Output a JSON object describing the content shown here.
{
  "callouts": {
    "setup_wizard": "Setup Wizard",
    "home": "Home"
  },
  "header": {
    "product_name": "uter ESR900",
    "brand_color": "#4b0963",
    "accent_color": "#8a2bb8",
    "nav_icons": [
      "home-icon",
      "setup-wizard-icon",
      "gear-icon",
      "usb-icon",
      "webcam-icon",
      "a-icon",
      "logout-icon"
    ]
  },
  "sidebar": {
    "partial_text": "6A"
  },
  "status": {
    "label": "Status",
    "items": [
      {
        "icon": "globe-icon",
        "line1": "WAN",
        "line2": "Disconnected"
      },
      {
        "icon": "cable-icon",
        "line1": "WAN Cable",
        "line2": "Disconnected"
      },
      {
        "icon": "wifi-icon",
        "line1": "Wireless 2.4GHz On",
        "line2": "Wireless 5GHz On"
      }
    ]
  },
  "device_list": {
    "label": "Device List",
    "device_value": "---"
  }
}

▸ What the task asks
Return every line in the listing that contains the word "Wireless".

▸ Reply
        "line1": "Wireless 2.4GHz On",
        "line2": "Wireless 5GHz On"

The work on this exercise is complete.